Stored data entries
####

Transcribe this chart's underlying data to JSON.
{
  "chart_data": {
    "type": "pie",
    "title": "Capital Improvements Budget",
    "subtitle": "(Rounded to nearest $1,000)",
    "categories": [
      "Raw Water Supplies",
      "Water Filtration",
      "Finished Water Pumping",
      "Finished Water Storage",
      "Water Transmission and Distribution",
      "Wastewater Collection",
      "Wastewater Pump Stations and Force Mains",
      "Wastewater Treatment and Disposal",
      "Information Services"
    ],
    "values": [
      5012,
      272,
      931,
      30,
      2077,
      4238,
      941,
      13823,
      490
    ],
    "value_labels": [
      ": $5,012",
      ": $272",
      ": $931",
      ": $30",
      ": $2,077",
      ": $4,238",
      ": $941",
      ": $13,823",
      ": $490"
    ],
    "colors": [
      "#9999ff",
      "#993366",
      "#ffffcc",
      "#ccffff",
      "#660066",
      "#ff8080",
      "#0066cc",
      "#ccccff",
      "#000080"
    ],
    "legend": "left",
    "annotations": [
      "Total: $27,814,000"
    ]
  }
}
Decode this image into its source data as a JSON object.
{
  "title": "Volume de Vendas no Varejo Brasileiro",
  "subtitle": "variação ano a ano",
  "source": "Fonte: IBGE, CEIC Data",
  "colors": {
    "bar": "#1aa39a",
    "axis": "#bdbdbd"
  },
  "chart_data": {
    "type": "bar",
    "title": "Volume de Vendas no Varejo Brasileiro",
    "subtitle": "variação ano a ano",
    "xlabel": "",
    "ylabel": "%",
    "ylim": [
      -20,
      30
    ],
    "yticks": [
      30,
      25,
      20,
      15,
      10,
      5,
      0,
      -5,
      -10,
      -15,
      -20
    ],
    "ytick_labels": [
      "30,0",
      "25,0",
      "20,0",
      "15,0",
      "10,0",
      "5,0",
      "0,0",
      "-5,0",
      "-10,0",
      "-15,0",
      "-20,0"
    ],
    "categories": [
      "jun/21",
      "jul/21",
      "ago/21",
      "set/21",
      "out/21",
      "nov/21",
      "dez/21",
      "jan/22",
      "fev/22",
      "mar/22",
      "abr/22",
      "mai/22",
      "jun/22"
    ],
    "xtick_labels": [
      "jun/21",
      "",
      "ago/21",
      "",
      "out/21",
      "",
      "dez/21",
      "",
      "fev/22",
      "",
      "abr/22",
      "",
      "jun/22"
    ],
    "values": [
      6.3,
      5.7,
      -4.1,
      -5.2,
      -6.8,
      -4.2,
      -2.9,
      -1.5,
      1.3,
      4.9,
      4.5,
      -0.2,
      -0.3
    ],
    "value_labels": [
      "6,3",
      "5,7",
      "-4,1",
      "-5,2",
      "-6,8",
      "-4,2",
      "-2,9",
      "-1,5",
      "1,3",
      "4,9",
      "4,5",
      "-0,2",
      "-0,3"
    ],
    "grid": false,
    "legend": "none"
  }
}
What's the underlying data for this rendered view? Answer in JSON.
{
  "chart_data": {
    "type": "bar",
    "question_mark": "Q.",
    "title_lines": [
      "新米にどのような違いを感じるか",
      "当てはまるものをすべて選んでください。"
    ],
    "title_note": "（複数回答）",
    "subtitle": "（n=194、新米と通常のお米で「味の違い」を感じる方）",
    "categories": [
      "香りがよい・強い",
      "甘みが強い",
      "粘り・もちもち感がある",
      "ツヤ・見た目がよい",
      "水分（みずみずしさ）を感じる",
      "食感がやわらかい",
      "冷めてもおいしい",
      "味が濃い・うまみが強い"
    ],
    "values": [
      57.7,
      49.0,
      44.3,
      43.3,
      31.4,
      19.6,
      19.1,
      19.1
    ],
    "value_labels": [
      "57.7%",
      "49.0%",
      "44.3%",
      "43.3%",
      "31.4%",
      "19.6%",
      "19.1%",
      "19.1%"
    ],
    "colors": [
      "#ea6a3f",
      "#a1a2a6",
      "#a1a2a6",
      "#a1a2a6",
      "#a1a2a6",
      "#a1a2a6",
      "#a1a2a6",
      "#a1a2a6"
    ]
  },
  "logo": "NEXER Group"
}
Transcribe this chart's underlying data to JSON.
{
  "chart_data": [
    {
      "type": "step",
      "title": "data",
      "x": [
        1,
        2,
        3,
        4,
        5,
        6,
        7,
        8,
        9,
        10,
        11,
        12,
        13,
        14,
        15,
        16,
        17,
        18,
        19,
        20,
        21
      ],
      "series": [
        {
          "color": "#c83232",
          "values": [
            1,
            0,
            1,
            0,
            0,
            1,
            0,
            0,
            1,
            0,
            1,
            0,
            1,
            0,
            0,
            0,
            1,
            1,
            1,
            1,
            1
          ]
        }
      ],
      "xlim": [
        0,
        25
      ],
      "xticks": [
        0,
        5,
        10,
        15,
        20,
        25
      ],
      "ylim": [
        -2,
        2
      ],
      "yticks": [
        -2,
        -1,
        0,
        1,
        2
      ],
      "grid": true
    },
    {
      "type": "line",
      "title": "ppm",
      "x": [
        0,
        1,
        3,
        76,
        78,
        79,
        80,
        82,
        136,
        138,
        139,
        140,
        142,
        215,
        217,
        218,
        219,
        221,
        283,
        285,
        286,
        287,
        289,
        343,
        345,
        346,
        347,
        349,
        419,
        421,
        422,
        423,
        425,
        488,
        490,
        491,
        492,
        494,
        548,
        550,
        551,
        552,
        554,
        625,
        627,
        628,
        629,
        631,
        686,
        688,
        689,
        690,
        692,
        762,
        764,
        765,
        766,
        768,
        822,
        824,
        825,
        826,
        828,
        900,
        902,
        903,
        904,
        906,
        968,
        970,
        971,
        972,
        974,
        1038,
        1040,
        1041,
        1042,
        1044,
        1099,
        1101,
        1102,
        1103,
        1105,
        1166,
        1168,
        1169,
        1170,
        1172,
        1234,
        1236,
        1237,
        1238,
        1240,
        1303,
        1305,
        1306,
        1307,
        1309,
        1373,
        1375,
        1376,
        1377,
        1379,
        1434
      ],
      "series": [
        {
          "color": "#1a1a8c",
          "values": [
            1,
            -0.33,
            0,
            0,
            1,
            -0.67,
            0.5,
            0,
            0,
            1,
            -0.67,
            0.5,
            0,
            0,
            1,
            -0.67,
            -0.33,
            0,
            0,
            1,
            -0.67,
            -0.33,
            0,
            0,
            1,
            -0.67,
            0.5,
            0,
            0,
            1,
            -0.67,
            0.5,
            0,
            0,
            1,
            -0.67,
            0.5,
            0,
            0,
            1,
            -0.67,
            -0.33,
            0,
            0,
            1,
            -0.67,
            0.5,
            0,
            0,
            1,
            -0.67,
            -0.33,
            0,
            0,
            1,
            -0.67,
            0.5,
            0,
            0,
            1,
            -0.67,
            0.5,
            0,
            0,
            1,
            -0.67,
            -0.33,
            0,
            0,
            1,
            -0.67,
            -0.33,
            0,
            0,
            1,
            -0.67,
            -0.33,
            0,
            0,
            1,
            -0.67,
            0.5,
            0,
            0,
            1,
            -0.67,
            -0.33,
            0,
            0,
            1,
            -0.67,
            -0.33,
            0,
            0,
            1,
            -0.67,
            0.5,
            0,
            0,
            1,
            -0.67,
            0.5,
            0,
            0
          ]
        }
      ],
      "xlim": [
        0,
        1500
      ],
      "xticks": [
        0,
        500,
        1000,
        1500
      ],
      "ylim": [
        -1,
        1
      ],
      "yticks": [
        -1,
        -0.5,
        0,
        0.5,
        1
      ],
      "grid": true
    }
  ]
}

####

Repeat the material above exactly.

Transcribe this chart's underlying data to JSON.
{
  "chart_data": {
    "type": "pie",
    "title": "Capital Improvements Budget",
    "subtitle": "(Rounded to nearest $1,000)",
    "categories": [
      "Raw Water Supplies",
      "Water Filtration",
      "Finished Water Pumping",
      "Finished Water Storage",
      "Water Transmission and Distribution",
      "Wastewater Collection",
      "Wastewater Pump Stations and Force Mains",
      "Wastewater Treatment and Disposal",
      "Information Services"
    ],
    "values": [
      5012,
      272,
      931,
      30,
      2077,
      4238,
      941,
      13823,
      490
    ],
    "value_labels": [
      ": $5,012",
      ": $272",
      ": $931",
      ": $30",
      ": $2,077",
      ": $4,238",
      ": $941",
      ": $13,823",
      ": $490"
    ],
    "colors": [
      "#9999ff",
      "#993366",
      "#ffffcc",
      "#ccffff",
      "#660066",
      "#ff8080",
      "#0066cc",
      "#ccccff",
      "#000080"
    ],
    "legend": "left",
    "annotations": [
      "Total: $27,814,000"
    ]
  }
}
Decode this image into its source data as a JSON object.
{
  "title": "Volume de Vendas no Varejo Brasileiro",
  "subtitle": "variação ano a ano",
  "source": "Fonte: IBGE, CEIC Data",
  "colors": {
    "bar": "#1aa39a",
    "axis": "#bdbdbd"
  },
  "chart_data": {
    "type": "bar",
    "title": "Volume de Vendas no Varejo Brasileiro",
    "subtitle": "variação ano a ano",
    "xlabel": "",
    "ylabel": "%",
    "ylim": [
      -20,
      30
    ],
    "yticks": [
      30,
      25,
      20,
      15,
      10,
      5,
      0,
      -5,
      -10,
      -15,
      -20
    ],
    "ytick_labels": [
      "30,0",
      "25,0",
      "20,0",
      "15,0",
      "10,0",
      "5,0",
      "0,0",
      "-5,0",
      "-10,0",
      "-15,0",
      "-20,0"
    ],
    "categories": [
      "jun/21",
      "jul/21",
      "ago/21",
      "set/21",
      "out/21",
      "nov/21",
      "dez/21",
      "jan/22",
      "fev/22",
      "mar/22",
      "abr/22",
      "mai/22",
      "jun/22"
    ],
    "xtick_labels": [
      "jun/21",
      "",
      "ago/21",
      "",
      "out/21",
      "",
      "dez/21",
      "",
      "fev/22",
      "",
      "abr/22",
      "",
      "jun/22"
    ],
    "values": [
      6.3,
      5.7,
      -4.1,
      -5.2,
      -6.8,
      -4.2,
      -2.9,
      -1.5,
      1.3,
      4.9,
      4.5,
      -0.2,
      -0.3
    ],
    "value_labels": [
      "6,3",
      "5,7",
      "-4,1",
      "-5,2",
      "-6,8",
      "-4,2",
      "-2,9",
      "-1,5",
      "1,3",
      "4,9",
      "4,5",
      "-0,2",
      "-0,3"
    ],
    "grid": false,
    "legend": "none"
  }
}
What's the underlying data for this rendered view? Answer in JSON.
{
  "chart_data": {
    "type": "bar",
    "question_mark": "Q.",
    "title_lines": [
      "新米にどのような違いを感じるか",
      "当てはまるものをすべて選んでください。"
    ],
    "title_note": "（複数回答）",
    "subtitle": "（n=194、新米と通常のお米で「味の違い」を感じる方）",
    "categories": [
      "香りがよい・強い",
      "甘みが強い",
      "粘り・もちもち感がある",
      "ツヤ・見た目がよい",
      "水分（みずみずしさ）を感じる",
      "食感がやわらかい",
      "冷めてもおいしい",
      "味が濃い・うまみが強い"
    ],
    "values": [
      57.7,
      49.0,
      44.3,
      43.3,
      31.4,
      19.6,
      19.1,
      19.1
    ],
    "value_labels": [
      "57.7%",
      "49.0%",
      "44.3%",
      "43.3%",
      "31.4%",
      "19.6%",
      "19.1%",
      "19.1%"
    ],
    "colors": [
      "#ea6a3f",
      "#a1a2a6",
      "#a1a2a6",
      "#a1a2a6",
      "#a1a2a6",
      "#a1a2a6",
      "#a1a2a6",
      "#a1a2a6"
    ]
  },
  "logo": "NEXER Group"
}
Transcribe this chart's underlying data to JSON.
{
  "chart_data": [
    {
      "type": "step",
      "title": "data",
      "x": [
        1,
        2,
        3,
        4,
        5,
        6,
        7,
        8,
        9,
        10,
        11,
        12,
        13,
        14,
        15,
        16,
        17,
        18,
        19,
        20,
        21
      ],
      "series": [
        {
          "color": "#c83232",
          "values": [
            1,
            0,
            1,
            0,
            0,
            1,
            0,
            0,
            1,
            0,
            1,
            0,
            1,
            0,
            0,
            0,
            1,
            1,
            1,
            1,
            1
          ]
        }
      ],
      "xlim": [
        0,
        25
      ],
      "xticks": [
        0,
        5,
        10,
        15,
        20,
        25
      ],
      "ylim": [
        -2,
        2
      ],
      "yticks": [
        -2,
        -1,
        0,
        1,
        2
      ],
      "grid": true
    },
    {
      "type": "line",
      "title": "ppm",
      "x": [
        0,
        1,
        3,
        76,
        78,
        79,
        80,
        82,
        136,
        138,
        139,
        140,
        142,
        215,
        217,
        218,
        219,
        221,
        283,
        285,
        286,
        287,
        289,
        343,
        345,
        346,
        347,
        349,
        419,
        421,
        422,
        423,
        425,
        488,
        490,
        491,
        492,
        494,
        548,
        550,
        551,
        552,
        554,
        625,
        627,
        628,
        629,
        631,
        686,
        688,
        689,
        690,
        692,
        762,
        764,
        765,
        766,
        768,
        822,
        824,
        825,
        826,
        828,
        900,
        902,
        903,
        904,
        906,
        968,
        970,
        971,
        972,
        974,
        1038,
        1040,
        1041,
        1042,
        1044,
        1099,
        1101,
        1102,
        1103,
        1105,
        1166,
        1168,
        1169,
        1170,
        1172,
        1234,
        1236,
        1237,
        1238,
        1240,
        1303,
        1305,
        1306,
        1307,
        1309,
        1373,
        1375,
        1376,
        1377,
        1379,
        1434
      ],
      "series": [
        {
          "color": "#1a1a8c",
          "values": [
            1,
            -0.33,
            0,
            0,
            1,
            -0.67,
            0.5,
            0,
            0,
            1,
            -0.67,
            0.5,
            0,
            0,
            1,
            -0.67,
            -0.33,
            0,
            0,
            1,
            -0.67,
            -0.33,
            0,
            0,
            1,
            -0.67,
            0.5,
            0,
            0,
            1,
            -0.67,
            0.5,
            0,
            0,
            1,
            -0.67,
            0.5,
            0,
            0,
            1,
            -0.67,
            -0.33,
            0,
            0,
            1,
            -0.67,
            0.5,
            0,
            0,
            1,
            -0.67,
            -0.33,
            0,
            0,
            1,
            -0.67,
            0.5,
            0,
            0,
            1,
            -0.67,
            0.5,
            0,
            0,
            1,
            -0.67,
            -0.33,
            0,
            0,
            1,
            -0.67,
            -0.33,
            0,
            0,
            1,
            -0.67,
            -0.33,
            0,
            0,
            1,
            -0.67,
            0.5,
            0,
            0,
            1,
            -0.67,
            -0.33,
            0,
            0,
            1,
            -0.67,
            -0.33,
            0,
            0,
            1,
            -0.67,
            0.5,
            0,
            0,
            1,
            -0.67,
            0.5,
            0,
            0
          ]
        }
      ],
      "xlim": [
        0,
        1500
      ],
      "xticks": [
        0,
        500,
        1000,
        1500
      ],
      "ylim": [
        -1,
        1
      ],
      "yticks": [
        -1,
        -0.5,
        0,
        0.5,
        1
      ],
      "grid": true
    }
  ]
}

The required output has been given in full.